▶ **The task**
Render the material again word for word, skipping the pictures in it.

▶ **Working data**
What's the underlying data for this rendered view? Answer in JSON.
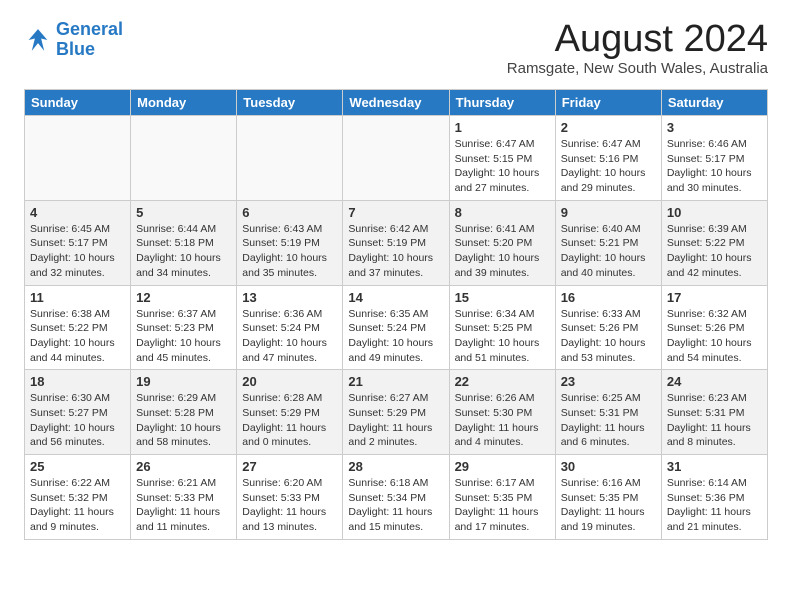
{
  "header": {
    "logo_line1": "General",
    "logo_line2": "Blue",
    "month_year": "August 2024",
    "location": "Ramsgate, New South Wales, Australia"
  },
  "weekdays": [
    "Sunday",
    "Monday",
    "Tuesday",
    "Wednesday",
    "Thursday",
    "Friday",
    "Saturday"
  ],
  "weeks": [
    [
      {
        "day": "",
        "info": ""
      },
      {
        "day": "",
        "info": ""
      },
      {
        "day": "",
        "info": ""
      },
      {
        "day": "",
        "info": ""
      },
      {
        "day": "1",
        "info": "Sunrise: 6:47 AM\nSunset: 5:15 PM\nDaylight: 10 hours\nand 27 minutes."
      },
      {
        "day": "2",
        "info": "Sunrise: 6:47 AM\nSunset: 5:16 PM\nDaylight: 10 hours\nand 29 minutes."
      },
      {
        "day": "3",
        "info": "Sunrise: 6:46 AM\nSunset: 5:17 PM\nDaylight: 10 hours\nand 30 minutes."
      }
    ],
    [
      {
        "day": "4",
        "info": "Sunrise: 6:45 AM\nSunset: 5:17 PM\nDaylight: 10 hours\nand 32 minutes."
      },
      {
        "day": "5",
        "info": "Sunrise: 6:44 AM\nSunset: 5:18 PM\nDaylight: 10 hours\nand 34 minutes."
      },
      {
        "day": "6",
        "info": "Sunrise: 6:43 AM\nSunset: 5:19 PM\nDaylight: 10 hours\nand 35 minutes."
      },
      {
        "day": "7",
        "info": "Sunrise: 6:42 AM\nSunset: 5:19 PM\nDaylight: 10 hours\nand 37 minutes."
      },
      {
        "day": "8",
        "info": "Sunrise: 6:41 AM\nSunset: 5:20 PM\nDaylight: 10 hours\nand 39 minutes."
      },
      {
        "day": "9",
        "info": "Sunrise: 6:40 AM\nSunset: 5:21 PM\nDaylight: 10 hours\nand 40 minutes."
      },
      {
        "day": "10",
        "info": "Sunrise: 6:39 AM\nSunset: 5:22 PM\nDaylight: 10 hours\nand 42 minutes."
      }
    ],
    [
      {
        "day": "11",
        "info": "Sunrise: 6:38 AM\nSunset: 5:22 PM\nDaylight: 10 hours\nand 44 minutes."
      },
      {
        "day": "12",
        "info": "Sunrise: 6:37 AM\nSunset: 5:23 PM\nDaylight: 10 hours\nand 45 minutes."
      },
      {
        "day": "13",
        "info": "Sunrise: 6:36 AM\nSunset: 5:24 PM\nDaylight: 10 hours\nand 47 minutes."
      },
      {
        "day": "14",
        "info": "Sunrise: 6:35 AM\nSunset: 5:24 PM\nDaylight: 10 hours\nand 49 minutes."
      },
      {
        "day": "15",
        "info": "Sunrise: 6:34 AM\nSunset: 5:25 PM\nDaylight: 10 hours\nand 51 minutes."
      },
      {
        "day": "16",
        "info": "Sunrise: 6:33 AM\nSunset: 5:26 PM\nDaylight: 10 hours\nand 53 minutes."
      },
      {
        "day": "17",
        "info": "Sunrise: 6:32 AM\nSunset: 5:26 PM\nDaylight: 10 hours\nand 54 minutes."
      }
    ],
    [
      {
        "day": "18",
        "info": "Sunrise: 6:30 AM\nSunset: 5:27 PM\nDaylight: 10 hours\nand 56 minutes."
      },
      {
        "day": "19",
        "info": "Sunrise: 6:29 AM\nSunset: 5:28 PM\nDaylight: 10 hours\nand 58 minutes."
      },
      {
        "day": "20",
        "info": "Sunrise: 6:28 AM\nSunset: 5:29 PM\nDaylight: 11 hours\nand 0 minutes."
      },
      {
        "day": "21",
        "info": "Sunrise: 6:27 AM\nSunset: 5:29 PM\nDaylight: 11 hours\nand 2 minutes."
      },
      {
        "day": "22",
        "info": "Sunrise: 6:26 AM\nSunset: 5:30 PM\nDaylight: 11 hours\nand 4 minutes."
      },
      {
        "day": "23",
        "info": "Sunrise: 6:25 AM\nSunset: 5:31 PM\nDaylight: 11 hours\nand 6 minutes."
      },
      {
        "day": "24",
        "info": "Sunrise: 6:23 AM\nSunset: 5:31 PM\nDaylight: 11 hours\nand 8 minutes."
      }
    ],
    [
      {
        "day": "25",
        "info": "Sunrise: 6:22 AM\nSunset: 5:32 PM\nDaylight: 11 hours\nand 9 minutes."
      },
      {
        "day": "26",
        "info": "Sunrise: 6:21 AM\nSunset: 5:33 PM\nDaylight: 11 hours\nand 11 minutes."
      },
      {
        "day": "27",
        "info": "Sunrise: 6:20 AM\nSunset: 5:33 PM\nDaylight: 11 hours\nand 13 minutes."
      },
      {
        "day": "28",
        "info": "Sunrise: 6:18 AM\nSunset: 5:34 PM\nDaylight: 11 hours\nand 15 minutes."
      },
      {
        "day": "29",
        "info": "Sunrise: 6:17 AM\nSunset: 5:35 PM\nDaylight: 11 hours\nand 17 minutes."
      },
      {
        "day": "30",
        "info": "Sunrise: 6:16 AM\nSunset: 5:35 PM\nDaylight: 11 hours\nand 19 minutes."
      },
      {
        "day": "31",
        "info": "Sunrise: 6:14 AM\nSunset: 5:36 PM\nDaylight: 11 hours\nand 21 minutes."
      }
    ]
  ]
}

▶ **Written reply**
What's the underlying data for this rendered view? Answer in JSON.
{
  "header": {
    "logo_line1": "General",
    "logo_line2": "Blue",
    "month_year": "August 2024",
    "location": "Ramsgate, New South Wales, Australia"
  },
  "weekdays": [
    "Sunday",
    "Monday",
    "Tuesday",
    "Wednesday",
    "Thursday",
    "Friday",
    "Saturday"
  ],
  "weeks": [
    [
      {
        "day": "",
        "info": ""
      },
      {
        "day": "",
        "info": ""
      },
      {
        "day": "",
        "info": ""
      },
      {
        "day": "",
        "info": ""
      },
      {
        "day": "1",
        "info": "Sunrise: 6:47 AM\nSunset: 5:15 PM\nDaylight: 10 hours\nand 27 minutes."
      },
      {
        "day": "2",
        "info": "Sunrise: 6:47 AM\nSunset: 5:16 PM\nDaylight: 10 hours\nand 29 minutes."
      },
      {
        "day": "3",
        "info": "Sunrise: 6:46 AM\nSunset: 5:17 PM\nDaylight: 10 hours\nand 30 minutes."
      }
    ],
    [
      {
        "day": "4",
        "info": "Sunrise: 6:45 AM\nSunset: 5:17 PM\nDaylight: 10 hours\nand 32 minutes."
      },
      {
        "day": "5",
        "info": "Sunrise: 6:44 AM\nSunset: 5:18 PM\nDaylight: 10 hours\nand 34 minutes."
      },
      {
        "day": "6",
        "info": "Sunrise: 6:43 AM\nSunset: 5:19 PM\nDaylight: 10 hours\nand 35 minutes."
      },
      {
        "day": "7",
        "info": "Sunrise: 6:42 AM\nSunset: 5:19 PM\nDaylight: 10 hours\nand 37 minutes."
      },
      {
        "day": "8",
        "info": "Sunrise: 6:41 AM\nSunset: 5:20 PM\nDaylight: 10 hours\nand 39 minutes."
      },
      {
        "day": "9",
        "info": "Sunrise: 6:40 AM\nSunset: 5:21 PM\nDaylight: 10 hours\nand 40 minutes."
      },
      {
        "day": "10",
        "info": "Sunrise: 6:39 AM\nSunset: 5:22 PM\nDaylight: 10 hours\nand 42 minutes."
      }
    ],
    [
      {
        "day": "11",
        "info": "Sunrise: 6:38 AM\nSunset: 5:22 PM\nDaylight: 10 hours\nand 44 minutes."
      },
      {
        "day": "12",
        "info": "Sunrise: 6:37 AM\nSunset: 5:23 PM\nDaylight: 10 hours\nand 45 minutes."
      },
      {
        "day": "13",
        "info": "Sunrise: 6:36 AM\nSunset: 5:24 PM\nDaylight: 10 hours\nand 47 minutes."
      },
      {
        "day": "14",
        "info": "Sunrise: 6:35 AM\nSunset: 5:24 PM\nDaylight: 10 hours\nand 49 minutes."
      },
      {
        "day": "15",
        "info": "Sunrise: 6:34 AM\nSunset: 5:25 PM\nDaylight: 10 hours\nand 51 minutes."
      },
      {
        "day": "16",
        "info": "Sunrise: 6:33 AM\nSunset: 5:26 PM\nDaylight: 10 hours\nand 53 minutes."
      },
      {
        "day": "17",
        "info": "Sunrise: 6:32 AM\nSunset: 5:26 PM\nDaylight: 10 hours\nand 54 minutes."
      }
    ],
    [
      {
        "day": "18",
        "info": "Sunrise: 6:30 AM\nSunset: 5:27 PM\nDaylight: 10 hours\nand 56 minutes."
      },
      {
        "day": "19",
        "info": "Sunrise: 6:29 AM\nSunset: 5:28 PM\nDaylight: 10 hours\nand 58 minutes."
      },
      {
        "day": "20",
        "info": "Sunrise: 6:28 AM\nSunset: 5:29 PM\nDaylight: 11 hours\nand 0 minutes."
      },
      {
        "day": "21",
        "info": "Sunrise: 6:27 AM\nSunset: 5:29 PM\nDaylight: 11 hours\nand 2 minutes."
      },
      {
        "day": "22",
        "info": "Sunrise: 6:26 AM\nSunset: 5:30 PM\nDaylight: 11 hours\nand 4 minutes."
      },
      {
        "day": "23",
        "info": "Sunrise: 6:25 AM\nSunset: 5:31 PM\nDaylight: 11 hours\nand 6 minutes."
      },
      {
        "day": "24",
        "info": "Sunrise: 6:23 AM\nSunset: 5:31 PM\nDaylight: 11 hours\nand 8 minutes."
      }
    ],
    [
      {
        "day": "25",
        "info": "Sunrise: 6:22 AM\nSunset: 5:32 PM\nDaylight: 11 hours\nand 9 minutes."
      },
      {
        "day": "26",
        "info": "Sunrise: 6:21 AM\nSunset: 5:33 PM\nDaylight: 11 hours\nand 11 minutes."
      },
      {
        "day": "27",
        "info": "Sunrise: 6:20 AM\nSunset: 5:33 PM\nDaylight: 11 hours\nand 13 minutes."
      },
      {
        "day": "28",
        "info": "Sunrise: 6:18 AM\nSunset: 5:34 PM\nDaylight: 11 hours\nand 15 minutes."
      },
      {
        "day": "29",
        "info": "Sunrise: 6:17 AM\nSunset: 5:35 PM\nDaylight: 11 hours\nand 17 minutes."
      },
      {
        "day": "30",
        "info": "Sunrise: 6:16 AM\nSunset: 5:35 PM\nDaylight: 11 hours\nand 19 minutes."
      },
      {
        "day": "31",
        "info": "Sunrise: 6:14 AM\nSunset: 5:36 PM\nDaylight: 11 hours\nand 21 minutes."
      }
    ]
  ]
}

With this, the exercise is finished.